Your task
Give only the number of lines below that contain the word "органами".

Dataset rows

━━━━━━━━━━━━━━━━━━━━

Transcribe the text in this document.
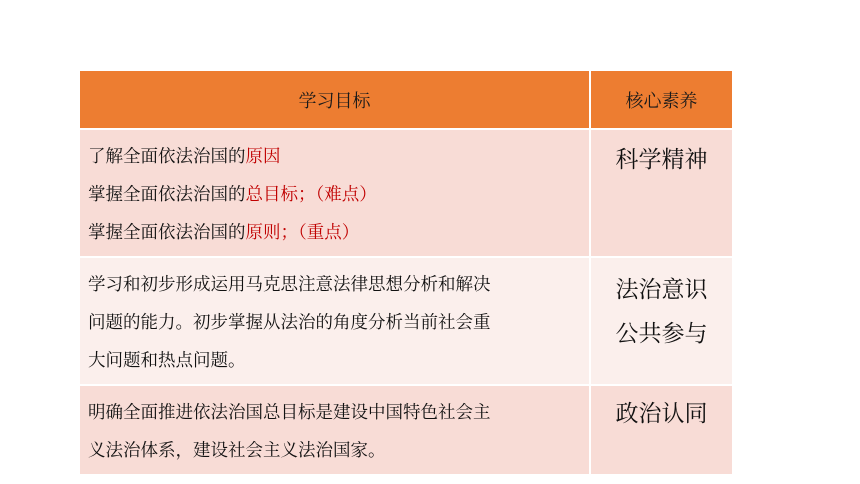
学习目标	核心素养

了解全面依法治国的原因
掌握全面依法治国的总目标；（难点）
掌握全面依法治国的原则；（重点）	科学精神

学习和初步形成运用马克思注意法律思想分析和解决
问题的能力。初步掌握从法治的角度分析当前社会重
大问题和热点问题。	法治意识
公共参与

明确全面推进依法治国总目标是建设中国特色社会主
义法治体系，建设社会主义法治国家。	政治认同
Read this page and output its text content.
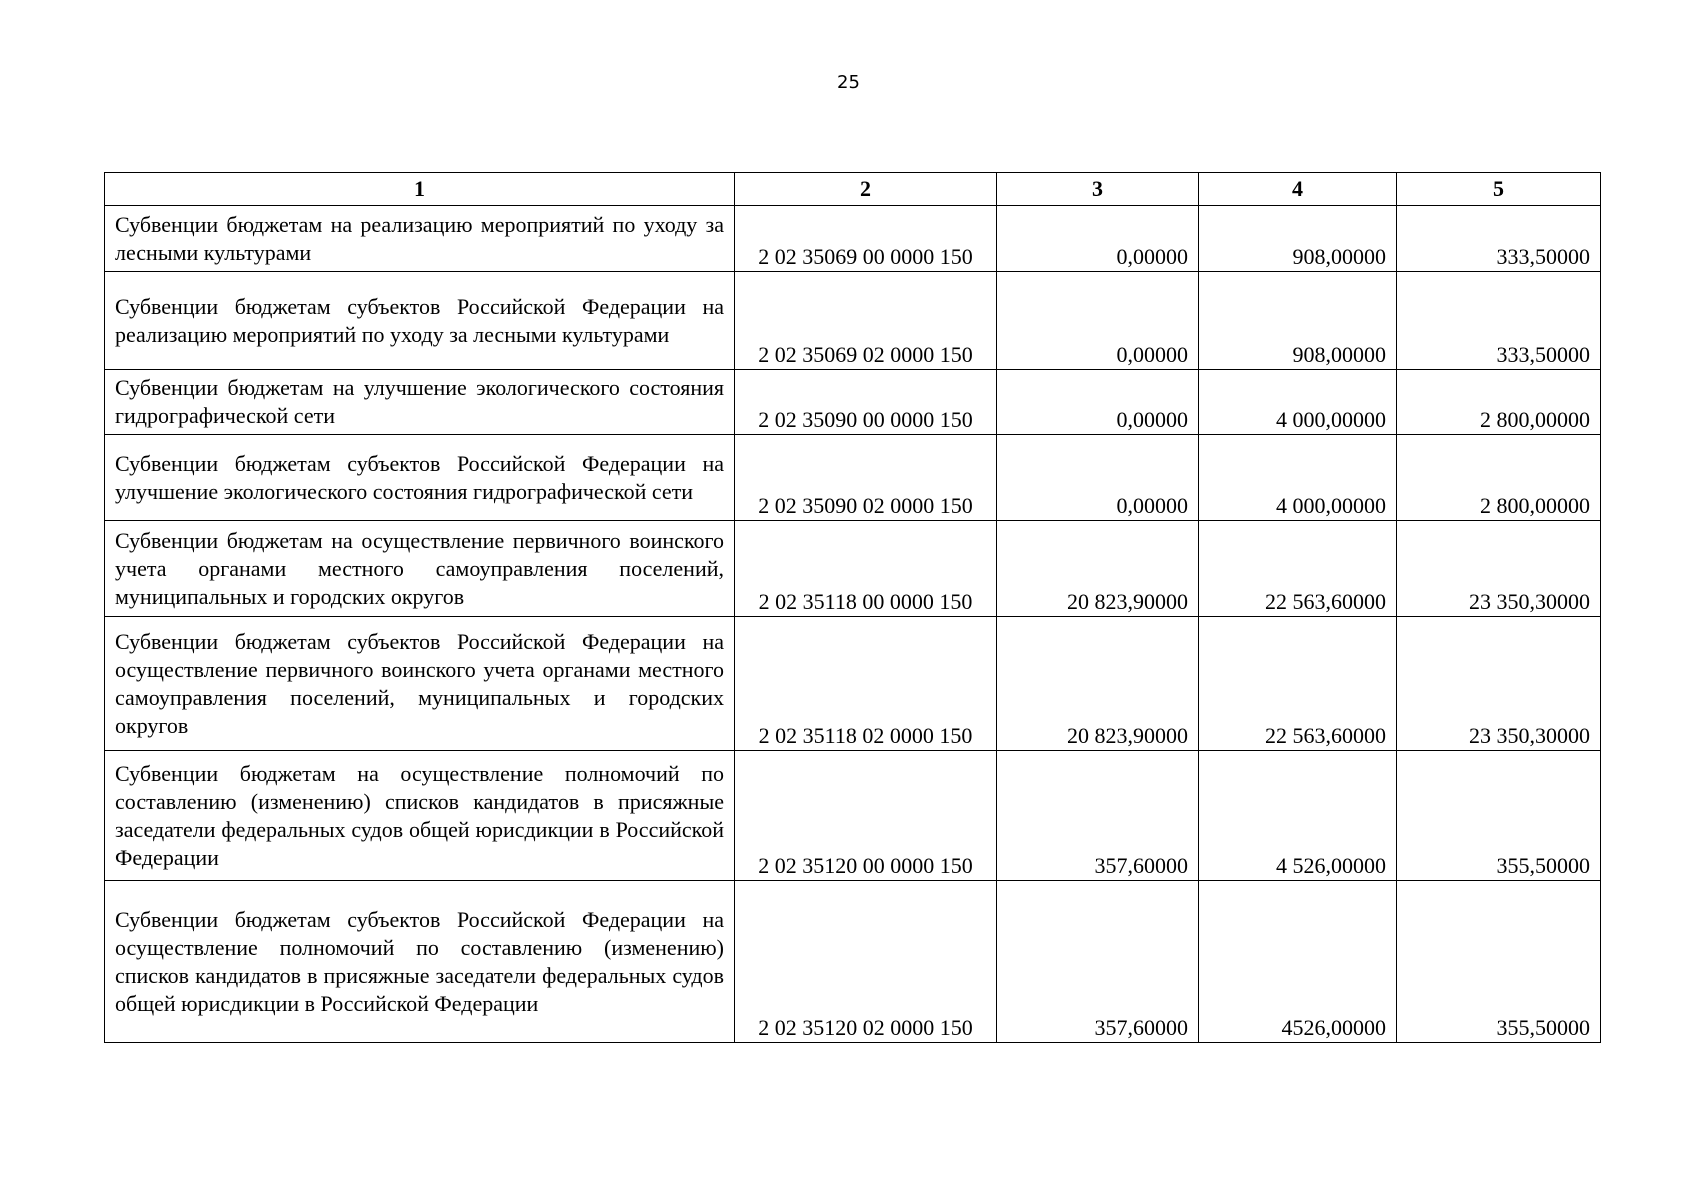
25
1	2	3	4	5
Субвенции бюджетам на реализацию мероприятий по уходу за лесными культурами	2 02 35069 00 0000 150	0,00000	908,00000	333,50000
Субвенции бюджетам субъектов Российской Федерации на реализацию мероприятий по уходу за лесными культурами	2 02 35069 02 0000 150	0,00000	908,00000	333,50000
Субвенции бюджетам на улучшение экологического состояния гидрографической сети	2 02 35090 00 0000 150	0,00000	4 000,00000	2 800,00000
Субвенции бюджетам субъектов Российской Федерации на улучшение экологического состояния гидрографической сети	2 02 35090 02 0000 150	0,00000	4 000,00000	2 800,00000
Субвенции бюджетам на осуществление первичного воинского учета органами местного самоуправления поселений, муниципальных и городских округов	2 02 35118 00 0000 150	20 823,90000	22 563,60000	23 350,30000
Субвенции бюджетам субъектов Российской Федерации на осуществление первичного воинского учета органами местного самоуправления поселений, муниципальных и городских округов	2 02 35118 02 0000 150	20 823,90000	22 563,60000	23 350,30000
Субвенции бюджетам на осуществление полномочий по составлению (изменению) списков кандидатов в присяжные заседатели федеральных судов общей юрисдикции в Российской Федерации	2 02 35120 00 0000 150	357,60000	4 526,00000	355,50000
Субвенции бюджетам субъектов Российской Федерации на осуществление полномочий по составлению (изменению) списков кандидатов в присяжные заседатели федеральных судов общей юрисдикции в Российской Федерации	2 02 35120 02 0000 150	357,60000	4526,00000	355,50000
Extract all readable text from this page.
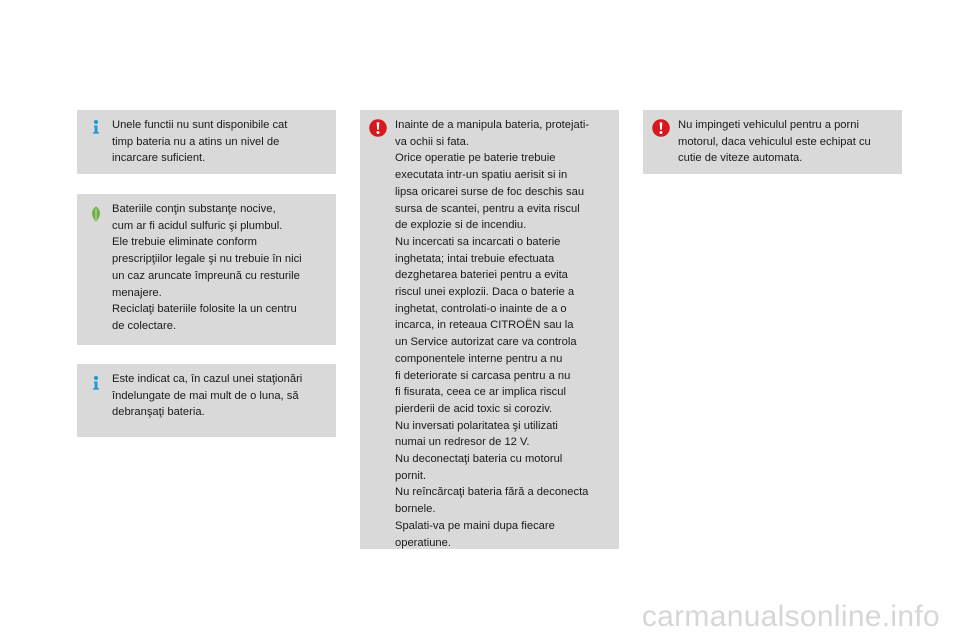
Unele functii nu sunt disponibile cat
timp bateria nu a atins un nivel de
incarcare suficient.

Bateriile conţin substanţe nocive,
cum ar fi acidul sulfuric şi plumbul.
Ele trebuie eliminate conform
prescripţiilor legale şi nu trebuie în nici
un caz aruncate împreună cu resturile
menajere.
Reciclaţi bateriile folosite la un centru
de colectare.

Este indicat ca, în cazul unei staţionări
îndelungate de mai mult de o luna, să
debranşaţi bateria.

Inainte de a manipula bateria, protejati-
va ochii si fata.
Orice operatie pe baterie trebuie
executata intr-un spatiu aerisit si in
lipsa oricarei surse de foc deschis sau
sursa de scantei, pentru a evita riscul
de explozie si de incendiu.
Nu incercati sa incarcati o baterie
inghetata; intai trebuie efectuata
dezghetarea bateriei pentru a evita
riscul unei explozii. Daca o baterie a
inghetat, controlati-o inainte de a o
incarca, in reteaua CITROËN sau la
un Service autorizat care va controla
componentele interne pentru a nu
fi deteriorate si carcasa pentru a nu
fi fisurata, ceea ce ar implica riscul
pierderii de acid toxic si coroziv.
Nu inversati polaritatea şi utilizati
numai un redresor de 12 V.
Nu deconectaţi bateria cu motorul
pornit.
Nu reîncărcaţi bateria fără a deconecta
bornele.
Spalati-va pe maini dupa fiecare
operatiune.

Nu impingeti vehiculul pentru a porni
motorul, daca vehiculul este echipat cu
cutie de viteze automata.

carmanualsonline.info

━━━━━━━━━━━━━━━━━━━━

Exercise answer
2